Short problem: Copy each line of the material below that includes the string "guias".
[Start]
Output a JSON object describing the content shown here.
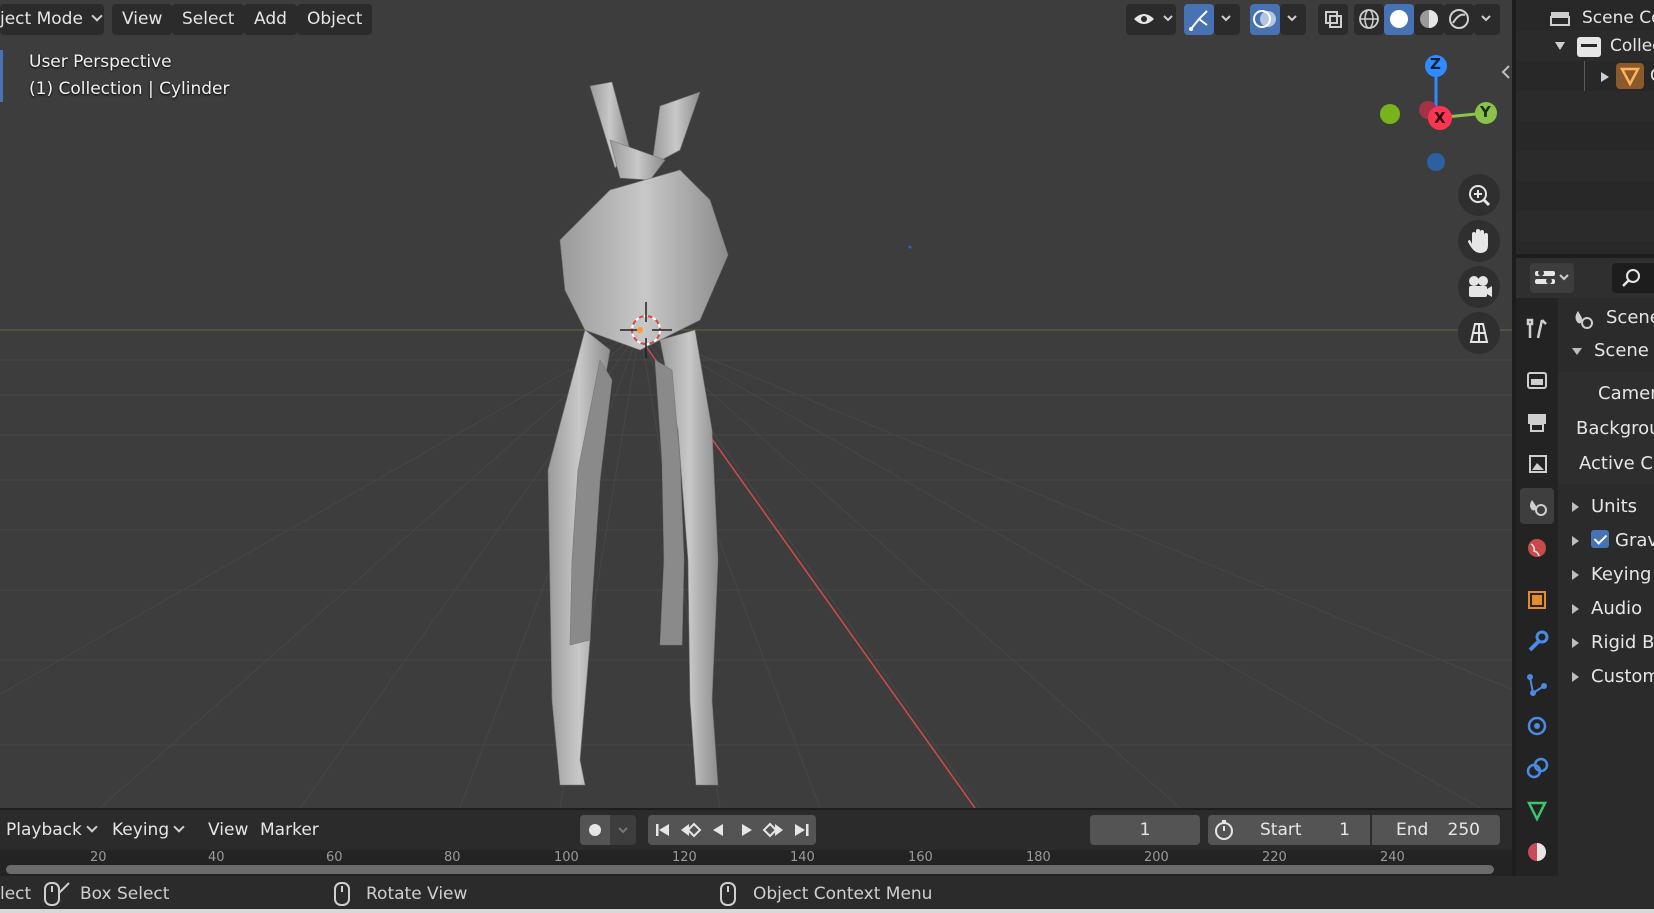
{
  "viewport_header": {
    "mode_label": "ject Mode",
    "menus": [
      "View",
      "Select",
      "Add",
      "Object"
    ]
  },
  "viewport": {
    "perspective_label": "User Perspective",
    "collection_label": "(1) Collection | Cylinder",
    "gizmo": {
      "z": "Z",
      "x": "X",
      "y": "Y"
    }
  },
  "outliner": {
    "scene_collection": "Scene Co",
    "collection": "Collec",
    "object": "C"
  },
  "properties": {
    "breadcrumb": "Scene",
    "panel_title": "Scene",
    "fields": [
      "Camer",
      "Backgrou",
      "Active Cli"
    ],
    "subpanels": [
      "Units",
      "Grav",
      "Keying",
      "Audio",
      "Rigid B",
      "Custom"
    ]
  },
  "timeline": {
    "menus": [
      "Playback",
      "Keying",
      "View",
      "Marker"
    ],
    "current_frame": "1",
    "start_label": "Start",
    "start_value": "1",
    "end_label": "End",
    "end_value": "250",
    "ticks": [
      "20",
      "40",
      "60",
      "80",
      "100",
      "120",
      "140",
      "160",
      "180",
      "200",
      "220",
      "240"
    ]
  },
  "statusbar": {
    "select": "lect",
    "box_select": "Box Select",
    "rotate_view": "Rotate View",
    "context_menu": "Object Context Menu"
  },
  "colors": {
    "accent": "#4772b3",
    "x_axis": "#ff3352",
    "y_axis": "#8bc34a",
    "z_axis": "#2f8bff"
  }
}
[End]
[Start]
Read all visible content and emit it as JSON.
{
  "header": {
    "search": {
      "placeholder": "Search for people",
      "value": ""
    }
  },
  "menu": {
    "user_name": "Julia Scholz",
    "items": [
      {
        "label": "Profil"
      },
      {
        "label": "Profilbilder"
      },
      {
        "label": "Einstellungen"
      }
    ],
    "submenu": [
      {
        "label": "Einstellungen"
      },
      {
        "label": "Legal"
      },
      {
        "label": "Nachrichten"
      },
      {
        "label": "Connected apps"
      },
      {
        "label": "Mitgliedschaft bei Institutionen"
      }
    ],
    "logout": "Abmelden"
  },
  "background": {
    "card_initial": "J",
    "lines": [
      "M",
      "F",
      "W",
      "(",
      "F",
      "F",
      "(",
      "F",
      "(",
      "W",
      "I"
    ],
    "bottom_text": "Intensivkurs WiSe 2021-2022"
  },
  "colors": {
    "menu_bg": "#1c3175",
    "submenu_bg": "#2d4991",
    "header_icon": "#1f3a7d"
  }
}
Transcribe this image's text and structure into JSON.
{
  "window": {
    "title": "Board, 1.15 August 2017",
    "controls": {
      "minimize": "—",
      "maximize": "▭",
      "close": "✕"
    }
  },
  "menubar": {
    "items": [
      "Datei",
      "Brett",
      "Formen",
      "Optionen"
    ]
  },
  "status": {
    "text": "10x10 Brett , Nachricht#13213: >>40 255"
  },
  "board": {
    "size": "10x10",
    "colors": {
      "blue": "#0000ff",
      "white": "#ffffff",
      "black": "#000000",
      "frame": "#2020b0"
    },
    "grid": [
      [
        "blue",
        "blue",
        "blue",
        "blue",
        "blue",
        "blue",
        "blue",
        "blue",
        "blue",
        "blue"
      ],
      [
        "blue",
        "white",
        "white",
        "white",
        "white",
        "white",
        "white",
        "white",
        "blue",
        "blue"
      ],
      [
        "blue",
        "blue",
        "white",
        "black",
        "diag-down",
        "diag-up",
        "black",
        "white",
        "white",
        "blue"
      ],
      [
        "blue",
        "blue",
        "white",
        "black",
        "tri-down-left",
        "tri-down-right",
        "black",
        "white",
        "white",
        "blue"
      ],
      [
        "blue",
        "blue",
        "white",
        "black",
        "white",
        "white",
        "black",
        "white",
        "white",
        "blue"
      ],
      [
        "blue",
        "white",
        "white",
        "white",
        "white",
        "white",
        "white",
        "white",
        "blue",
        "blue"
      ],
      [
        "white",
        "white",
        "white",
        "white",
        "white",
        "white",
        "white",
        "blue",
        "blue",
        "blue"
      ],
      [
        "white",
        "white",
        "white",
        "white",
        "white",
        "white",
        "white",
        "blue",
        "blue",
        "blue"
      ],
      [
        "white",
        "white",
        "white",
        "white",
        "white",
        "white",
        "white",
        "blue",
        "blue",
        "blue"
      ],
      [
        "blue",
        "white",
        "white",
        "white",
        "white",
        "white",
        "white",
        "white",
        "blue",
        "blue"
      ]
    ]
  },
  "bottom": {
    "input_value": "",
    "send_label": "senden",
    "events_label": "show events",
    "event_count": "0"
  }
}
[End]
[Start]
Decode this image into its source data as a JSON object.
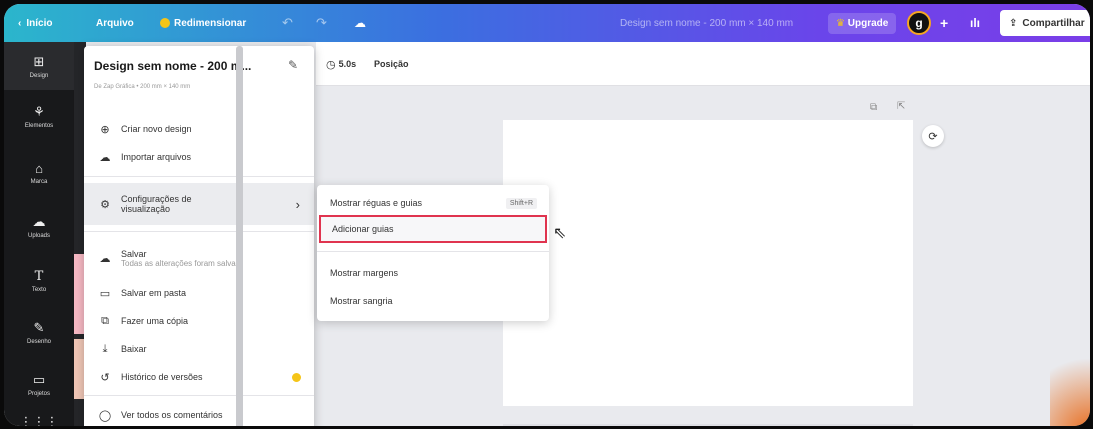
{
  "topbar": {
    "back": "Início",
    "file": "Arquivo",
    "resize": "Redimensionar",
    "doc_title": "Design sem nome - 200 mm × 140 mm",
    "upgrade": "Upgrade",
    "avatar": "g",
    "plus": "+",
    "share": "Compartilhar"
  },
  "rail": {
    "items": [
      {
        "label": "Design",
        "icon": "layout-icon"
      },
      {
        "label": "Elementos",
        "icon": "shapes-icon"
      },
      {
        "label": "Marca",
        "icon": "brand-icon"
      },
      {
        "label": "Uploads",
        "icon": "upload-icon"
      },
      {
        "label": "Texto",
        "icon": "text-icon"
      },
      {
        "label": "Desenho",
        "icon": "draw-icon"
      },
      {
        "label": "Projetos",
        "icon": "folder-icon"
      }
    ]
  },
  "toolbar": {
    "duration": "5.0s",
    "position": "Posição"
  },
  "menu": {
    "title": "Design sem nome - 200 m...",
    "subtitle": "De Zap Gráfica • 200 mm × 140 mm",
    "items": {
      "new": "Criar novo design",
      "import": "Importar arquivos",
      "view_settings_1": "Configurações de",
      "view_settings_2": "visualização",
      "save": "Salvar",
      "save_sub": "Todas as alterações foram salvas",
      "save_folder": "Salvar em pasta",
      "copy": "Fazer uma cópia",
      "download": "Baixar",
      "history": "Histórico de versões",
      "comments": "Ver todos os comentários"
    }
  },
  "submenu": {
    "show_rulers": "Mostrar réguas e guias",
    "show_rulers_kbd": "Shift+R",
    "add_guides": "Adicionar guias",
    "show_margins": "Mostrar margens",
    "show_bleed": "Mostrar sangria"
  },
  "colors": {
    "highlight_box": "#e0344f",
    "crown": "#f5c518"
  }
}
[End]
Answer to this exercise:
    "show_rulers": "Mostrar réguas e guias",
    "add_guides": "Adicionar guias",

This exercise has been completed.